§ Required work
Go over the entries below line by line, copying each one that contains the word "поддержки".

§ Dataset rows
---------------
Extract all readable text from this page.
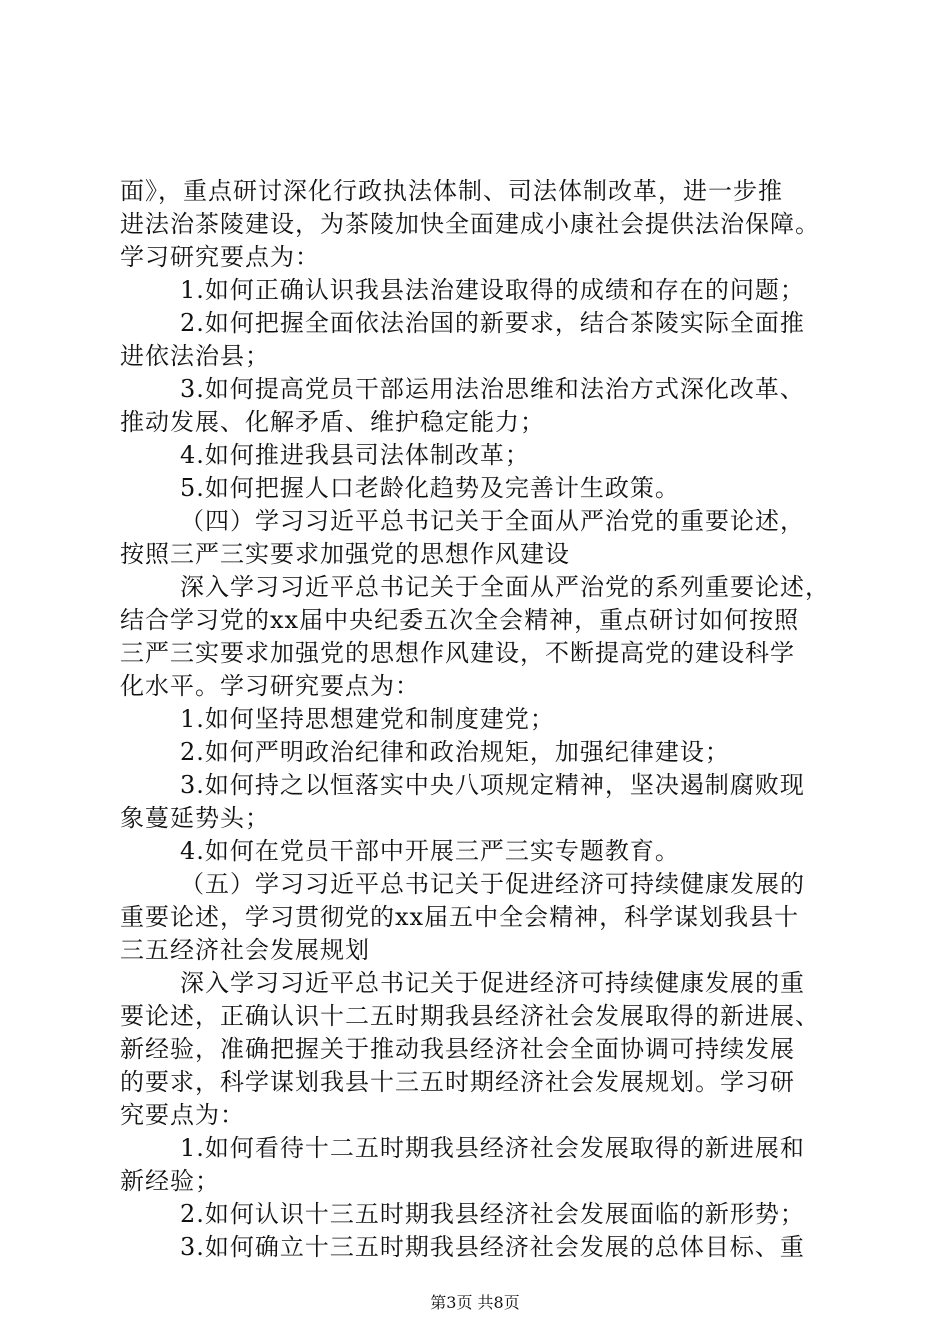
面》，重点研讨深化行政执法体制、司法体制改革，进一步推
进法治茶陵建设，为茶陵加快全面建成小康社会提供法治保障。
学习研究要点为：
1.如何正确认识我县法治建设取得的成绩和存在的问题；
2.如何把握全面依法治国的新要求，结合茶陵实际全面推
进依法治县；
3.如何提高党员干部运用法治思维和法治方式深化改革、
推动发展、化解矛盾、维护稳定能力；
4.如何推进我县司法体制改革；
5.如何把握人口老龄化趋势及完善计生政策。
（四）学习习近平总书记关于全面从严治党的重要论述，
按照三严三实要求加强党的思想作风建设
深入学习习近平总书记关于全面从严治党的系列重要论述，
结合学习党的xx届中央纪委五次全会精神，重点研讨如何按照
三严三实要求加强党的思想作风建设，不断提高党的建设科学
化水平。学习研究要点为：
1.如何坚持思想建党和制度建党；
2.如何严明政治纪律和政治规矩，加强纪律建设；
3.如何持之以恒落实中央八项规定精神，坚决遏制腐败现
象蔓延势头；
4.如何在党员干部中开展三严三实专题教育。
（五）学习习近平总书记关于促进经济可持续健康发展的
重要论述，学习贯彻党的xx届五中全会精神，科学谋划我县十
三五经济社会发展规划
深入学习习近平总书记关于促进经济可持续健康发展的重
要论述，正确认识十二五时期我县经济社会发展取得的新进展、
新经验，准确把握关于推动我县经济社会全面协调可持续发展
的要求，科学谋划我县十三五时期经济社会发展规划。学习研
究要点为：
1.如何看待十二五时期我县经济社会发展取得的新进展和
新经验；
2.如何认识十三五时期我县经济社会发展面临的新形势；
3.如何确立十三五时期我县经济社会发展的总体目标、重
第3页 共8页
---------------
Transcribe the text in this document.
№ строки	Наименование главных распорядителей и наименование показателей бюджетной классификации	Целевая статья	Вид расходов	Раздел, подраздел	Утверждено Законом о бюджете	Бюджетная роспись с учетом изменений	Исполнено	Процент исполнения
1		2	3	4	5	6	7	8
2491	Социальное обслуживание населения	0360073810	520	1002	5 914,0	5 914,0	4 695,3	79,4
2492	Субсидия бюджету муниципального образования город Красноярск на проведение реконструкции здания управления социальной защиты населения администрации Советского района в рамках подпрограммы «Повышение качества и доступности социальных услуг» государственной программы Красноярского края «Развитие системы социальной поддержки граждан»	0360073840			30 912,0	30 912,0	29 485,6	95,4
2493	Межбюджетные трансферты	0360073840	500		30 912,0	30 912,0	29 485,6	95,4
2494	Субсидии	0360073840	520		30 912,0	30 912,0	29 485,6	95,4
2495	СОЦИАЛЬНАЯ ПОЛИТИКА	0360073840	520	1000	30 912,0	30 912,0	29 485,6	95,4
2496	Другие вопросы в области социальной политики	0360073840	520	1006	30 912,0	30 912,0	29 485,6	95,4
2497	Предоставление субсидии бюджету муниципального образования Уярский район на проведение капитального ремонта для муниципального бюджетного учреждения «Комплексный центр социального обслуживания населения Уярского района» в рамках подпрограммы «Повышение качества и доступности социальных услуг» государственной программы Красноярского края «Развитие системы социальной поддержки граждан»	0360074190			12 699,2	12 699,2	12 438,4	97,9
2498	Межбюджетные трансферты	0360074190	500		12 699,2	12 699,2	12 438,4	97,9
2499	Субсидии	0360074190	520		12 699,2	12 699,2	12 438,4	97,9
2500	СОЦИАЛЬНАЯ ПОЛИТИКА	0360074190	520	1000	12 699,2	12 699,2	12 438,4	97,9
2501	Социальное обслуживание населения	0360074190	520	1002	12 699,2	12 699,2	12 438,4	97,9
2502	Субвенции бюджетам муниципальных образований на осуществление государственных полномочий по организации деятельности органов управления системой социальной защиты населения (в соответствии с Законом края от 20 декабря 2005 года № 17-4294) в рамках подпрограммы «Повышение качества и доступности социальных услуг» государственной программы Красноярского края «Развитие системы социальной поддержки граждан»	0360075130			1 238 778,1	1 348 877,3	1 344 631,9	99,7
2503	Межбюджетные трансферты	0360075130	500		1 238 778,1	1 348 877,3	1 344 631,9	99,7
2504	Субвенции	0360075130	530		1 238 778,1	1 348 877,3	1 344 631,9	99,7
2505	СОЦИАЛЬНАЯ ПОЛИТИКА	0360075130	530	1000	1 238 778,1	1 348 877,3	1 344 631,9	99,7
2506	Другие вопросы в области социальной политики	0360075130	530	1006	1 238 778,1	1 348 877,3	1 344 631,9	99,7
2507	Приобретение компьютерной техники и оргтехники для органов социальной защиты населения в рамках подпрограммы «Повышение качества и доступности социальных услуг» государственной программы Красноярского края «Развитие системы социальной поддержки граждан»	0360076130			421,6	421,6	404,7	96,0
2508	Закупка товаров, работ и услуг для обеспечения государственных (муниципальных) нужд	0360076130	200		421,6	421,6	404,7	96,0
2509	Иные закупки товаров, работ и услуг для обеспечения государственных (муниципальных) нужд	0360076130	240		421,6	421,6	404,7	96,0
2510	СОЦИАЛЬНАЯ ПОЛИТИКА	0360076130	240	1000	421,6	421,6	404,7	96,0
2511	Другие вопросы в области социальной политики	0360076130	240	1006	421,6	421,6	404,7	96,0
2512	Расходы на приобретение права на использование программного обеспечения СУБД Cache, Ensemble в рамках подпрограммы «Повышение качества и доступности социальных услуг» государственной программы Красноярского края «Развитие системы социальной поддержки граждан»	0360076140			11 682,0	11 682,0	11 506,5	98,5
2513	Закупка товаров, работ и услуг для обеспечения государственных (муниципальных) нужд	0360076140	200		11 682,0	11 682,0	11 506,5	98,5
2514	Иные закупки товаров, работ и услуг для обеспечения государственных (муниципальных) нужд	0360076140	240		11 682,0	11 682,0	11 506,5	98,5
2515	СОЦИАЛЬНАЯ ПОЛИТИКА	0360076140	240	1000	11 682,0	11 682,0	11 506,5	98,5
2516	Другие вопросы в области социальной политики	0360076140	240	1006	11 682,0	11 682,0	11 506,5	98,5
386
---------------
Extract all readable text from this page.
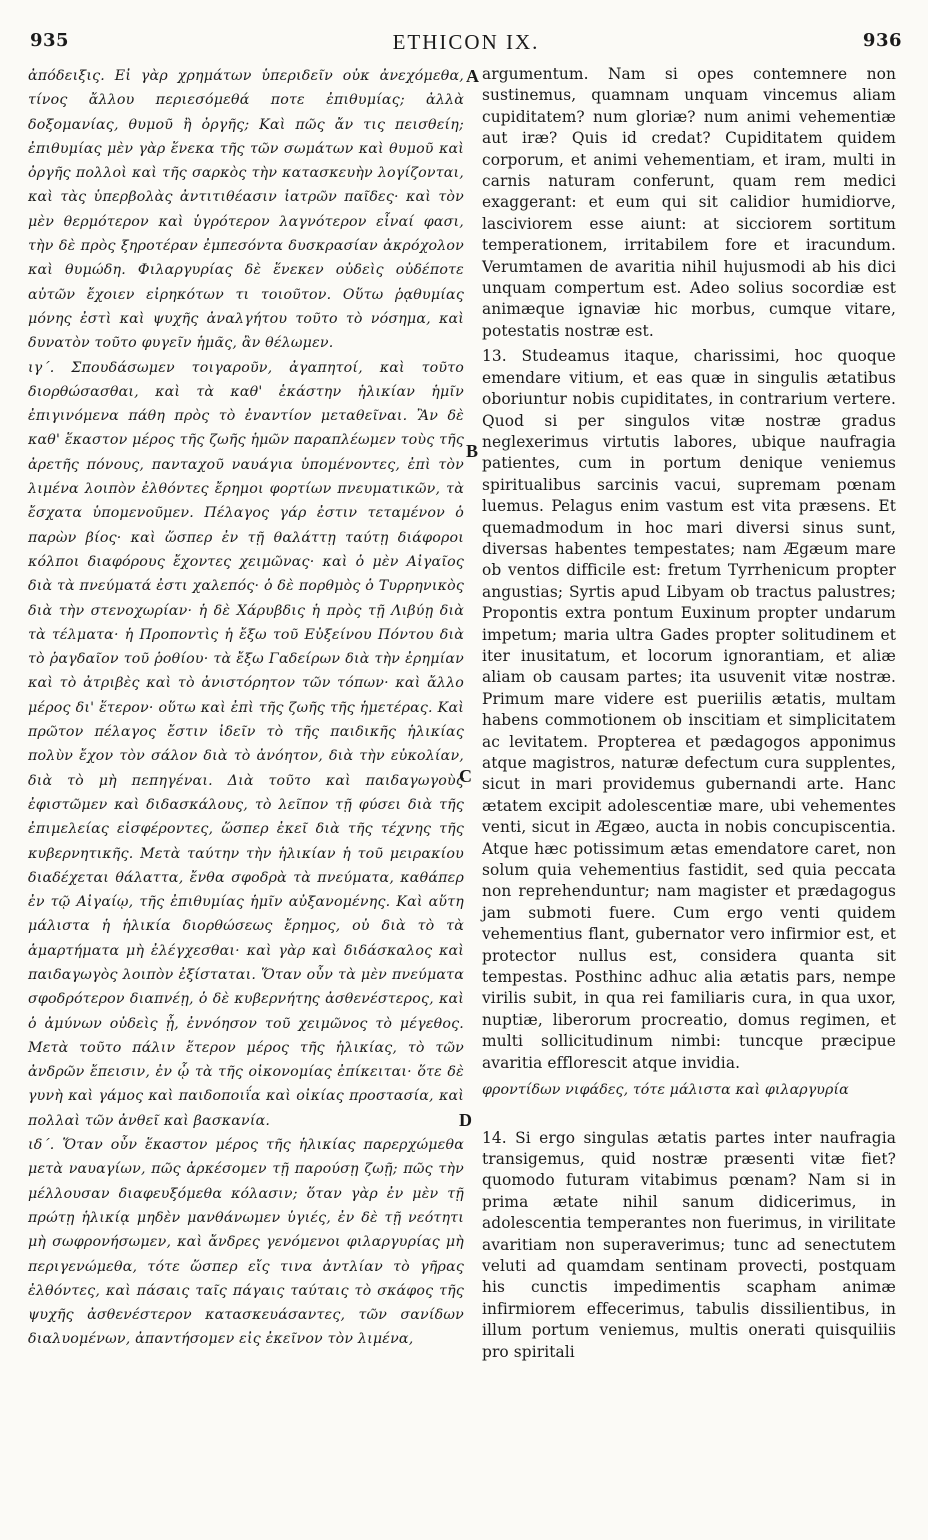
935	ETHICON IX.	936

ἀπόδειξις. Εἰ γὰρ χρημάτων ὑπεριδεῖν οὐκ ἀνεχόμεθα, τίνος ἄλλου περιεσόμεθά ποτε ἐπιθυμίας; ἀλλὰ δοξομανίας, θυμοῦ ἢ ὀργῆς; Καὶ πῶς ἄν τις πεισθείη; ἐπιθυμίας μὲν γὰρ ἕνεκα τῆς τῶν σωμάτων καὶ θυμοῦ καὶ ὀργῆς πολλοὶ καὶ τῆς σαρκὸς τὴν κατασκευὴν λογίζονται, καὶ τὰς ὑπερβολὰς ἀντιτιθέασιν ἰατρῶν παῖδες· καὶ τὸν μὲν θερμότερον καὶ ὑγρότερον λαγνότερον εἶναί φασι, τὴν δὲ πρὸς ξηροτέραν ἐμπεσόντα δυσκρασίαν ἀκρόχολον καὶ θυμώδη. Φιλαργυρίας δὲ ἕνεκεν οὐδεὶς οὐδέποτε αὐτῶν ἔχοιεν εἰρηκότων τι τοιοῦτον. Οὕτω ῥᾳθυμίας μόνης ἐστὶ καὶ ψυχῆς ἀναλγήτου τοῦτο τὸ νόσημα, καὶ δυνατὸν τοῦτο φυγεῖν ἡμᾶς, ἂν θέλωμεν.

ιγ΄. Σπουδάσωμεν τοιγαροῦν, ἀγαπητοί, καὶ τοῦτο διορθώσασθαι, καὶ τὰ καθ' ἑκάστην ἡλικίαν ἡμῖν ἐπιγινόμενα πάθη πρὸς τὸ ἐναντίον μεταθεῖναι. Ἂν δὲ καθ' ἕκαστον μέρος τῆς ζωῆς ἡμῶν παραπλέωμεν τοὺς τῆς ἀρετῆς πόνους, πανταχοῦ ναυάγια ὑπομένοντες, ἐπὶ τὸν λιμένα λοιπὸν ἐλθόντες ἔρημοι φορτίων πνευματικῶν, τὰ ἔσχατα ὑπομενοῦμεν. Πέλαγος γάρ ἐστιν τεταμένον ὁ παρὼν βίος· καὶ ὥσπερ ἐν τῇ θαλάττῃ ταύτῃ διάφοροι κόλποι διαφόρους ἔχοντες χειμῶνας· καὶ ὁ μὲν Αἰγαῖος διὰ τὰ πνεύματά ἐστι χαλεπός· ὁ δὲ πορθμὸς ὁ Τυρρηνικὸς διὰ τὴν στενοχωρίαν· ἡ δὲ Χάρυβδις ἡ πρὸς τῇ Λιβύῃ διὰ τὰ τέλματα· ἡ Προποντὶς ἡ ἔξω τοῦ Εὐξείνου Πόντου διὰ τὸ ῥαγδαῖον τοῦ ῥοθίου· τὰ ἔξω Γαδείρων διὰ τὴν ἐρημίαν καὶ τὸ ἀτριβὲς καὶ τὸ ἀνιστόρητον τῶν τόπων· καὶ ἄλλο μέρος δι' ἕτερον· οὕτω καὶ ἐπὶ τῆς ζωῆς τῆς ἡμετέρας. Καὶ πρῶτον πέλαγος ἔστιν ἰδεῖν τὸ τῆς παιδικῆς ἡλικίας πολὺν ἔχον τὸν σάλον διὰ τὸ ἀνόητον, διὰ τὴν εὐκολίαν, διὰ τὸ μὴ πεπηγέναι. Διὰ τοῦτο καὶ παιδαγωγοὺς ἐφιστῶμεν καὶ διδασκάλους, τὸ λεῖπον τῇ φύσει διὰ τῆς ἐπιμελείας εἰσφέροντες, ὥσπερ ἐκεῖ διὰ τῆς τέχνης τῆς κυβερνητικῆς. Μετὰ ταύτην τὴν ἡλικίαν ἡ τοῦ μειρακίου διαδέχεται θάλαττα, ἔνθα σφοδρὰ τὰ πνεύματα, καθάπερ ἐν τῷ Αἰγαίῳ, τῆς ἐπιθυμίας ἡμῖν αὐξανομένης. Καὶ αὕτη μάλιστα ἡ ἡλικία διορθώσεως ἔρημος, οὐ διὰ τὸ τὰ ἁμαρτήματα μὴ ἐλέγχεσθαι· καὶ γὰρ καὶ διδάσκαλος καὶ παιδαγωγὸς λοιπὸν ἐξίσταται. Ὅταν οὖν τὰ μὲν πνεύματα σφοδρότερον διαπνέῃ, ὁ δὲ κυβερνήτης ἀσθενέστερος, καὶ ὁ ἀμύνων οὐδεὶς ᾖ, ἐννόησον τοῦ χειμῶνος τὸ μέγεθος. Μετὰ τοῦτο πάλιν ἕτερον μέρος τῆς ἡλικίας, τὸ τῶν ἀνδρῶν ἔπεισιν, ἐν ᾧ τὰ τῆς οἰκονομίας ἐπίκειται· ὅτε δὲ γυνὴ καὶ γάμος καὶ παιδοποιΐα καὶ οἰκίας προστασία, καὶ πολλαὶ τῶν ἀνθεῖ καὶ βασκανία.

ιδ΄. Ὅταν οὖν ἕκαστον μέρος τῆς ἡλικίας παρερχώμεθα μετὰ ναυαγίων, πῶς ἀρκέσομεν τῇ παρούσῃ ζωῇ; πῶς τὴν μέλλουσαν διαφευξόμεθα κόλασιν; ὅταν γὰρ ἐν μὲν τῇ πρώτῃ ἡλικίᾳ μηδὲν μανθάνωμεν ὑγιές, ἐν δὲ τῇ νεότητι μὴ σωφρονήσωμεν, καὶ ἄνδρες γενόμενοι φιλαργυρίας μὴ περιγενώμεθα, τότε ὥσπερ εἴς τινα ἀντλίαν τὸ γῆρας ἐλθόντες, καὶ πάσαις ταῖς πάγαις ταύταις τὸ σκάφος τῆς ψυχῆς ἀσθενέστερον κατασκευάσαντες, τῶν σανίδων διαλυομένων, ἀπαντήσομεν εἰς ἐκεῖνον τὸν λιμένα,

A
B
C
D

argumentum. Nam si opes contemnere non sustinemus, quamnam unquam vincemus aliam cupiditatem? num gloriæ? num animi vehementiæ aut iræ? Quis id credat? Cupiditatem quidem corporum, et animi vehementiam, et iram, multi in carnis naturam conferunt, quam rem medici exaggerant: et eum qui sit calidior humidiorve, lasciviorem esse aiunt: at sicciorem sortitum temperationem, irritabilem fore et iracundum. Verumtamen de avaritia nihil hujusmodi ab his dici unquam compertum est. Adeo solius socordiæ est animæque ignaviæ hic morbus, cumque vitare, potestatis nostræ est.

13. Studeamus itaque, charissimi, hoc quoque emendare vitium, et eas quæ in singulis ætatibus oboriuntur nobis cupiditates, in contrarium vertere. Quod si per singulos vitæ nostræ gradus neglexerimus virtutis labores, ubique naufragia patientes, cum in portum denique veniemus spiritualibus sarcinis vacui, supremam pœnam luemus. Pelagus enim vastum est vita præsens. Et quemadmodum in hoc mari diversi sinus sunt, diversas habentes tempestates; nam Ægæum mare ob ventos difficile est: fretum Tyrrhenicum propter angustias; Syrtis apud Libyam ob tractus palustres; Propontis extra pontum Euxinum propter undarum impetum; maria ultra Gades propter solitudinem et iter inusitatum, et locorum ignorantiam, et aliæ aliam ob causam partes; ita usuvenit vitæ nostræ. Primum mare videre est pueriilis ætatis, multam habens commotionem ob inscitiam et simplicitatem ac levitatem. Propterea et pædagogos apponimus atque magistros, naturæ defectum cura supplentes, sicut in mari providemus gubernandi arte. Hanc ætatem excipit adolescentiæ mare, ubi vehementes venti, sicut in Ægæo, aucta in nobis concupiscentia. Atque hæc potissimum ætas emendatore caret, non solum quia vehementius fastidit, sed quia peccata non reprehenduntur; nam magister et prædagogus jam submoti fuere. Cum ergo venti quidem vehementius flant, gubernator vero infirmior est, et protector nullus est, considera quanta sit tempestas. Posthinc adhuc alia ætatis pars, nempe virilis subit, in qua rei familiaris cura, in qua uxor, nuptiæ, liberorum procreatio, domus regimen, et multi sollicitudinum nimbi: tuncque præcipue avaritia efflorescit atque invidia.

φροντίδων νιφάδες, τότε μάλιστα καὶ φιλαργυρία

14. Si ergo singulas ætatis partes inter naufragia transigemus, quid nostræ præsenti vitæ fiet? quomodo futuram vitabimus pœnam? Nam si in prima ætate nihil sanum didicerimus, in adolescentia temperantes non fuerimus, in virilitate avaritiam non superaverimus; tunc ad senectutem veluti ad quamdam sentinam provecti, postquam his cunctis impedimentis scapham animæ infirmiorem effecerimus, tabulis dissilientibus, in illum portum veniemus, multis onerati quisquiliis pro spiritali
---------------
§ Exercise output
2492	Субсидия бюджету муниципального образования город Красноярск на проведение реконструкции здания управления социальной защиты населения администрации Советского района в рамках подпрограммы «Повышение качества и доступности социальных услуг» государственной программы Красноярского края «Развитие системы социальной поддержки граждан»	0360073840			30 912,0	30 912,0	29 485,6	95,4
2497	Предоставление субсидии бюджету муниципального образования Уярский район на проведение капитального ремонта для муниципального бюджетного учреждения «Комплексный центр социального обслуживания населения Уярского района» в рамках подпрограммы «Повышение качества и доступности социальных услуг» государственной программы Красноярского края «Развитие системы социальной поддержки граждан»	0360074190			12 699,2	12 699,2	12 438,4	97,9
2502	Субвенции бюджетам муниципальных образований на осуществление государственных полномочий по организации деятельности органов управления системой социальной защиты населения (в соответствии с Законом края от 20 декабря 2005 года № 17-4294) в рамках подпрограммы «Повышение качества и доступности социальных услуг» государственной программы Красноярского края «Развитие системы социальной поддержки граждан»	0360075130			1 238 778,1	1 348 877,3	1 344 631,9	99,7
2507	Приобретение компьютерной техники и оргтехники для органов социальной защиты населения в рамках подпрограммы «Повышение качества и доступности социальных услуг» государственной программы Красноярского края «Развитие системы социальной поддержки граждан»	0360076130			421,6	421,6	404,7	96,0
2512	Расходы на приобретение права на использование программного обеспечения СУБД Cache, Ensemble в рамках подпрограммы «Повышение качества и доступности социальных услуг» государственной программы Красноярского края «Развитие системы социальной поддержки граждан»	0360076140			11 682,0	11 682,0	11 506,5	98,5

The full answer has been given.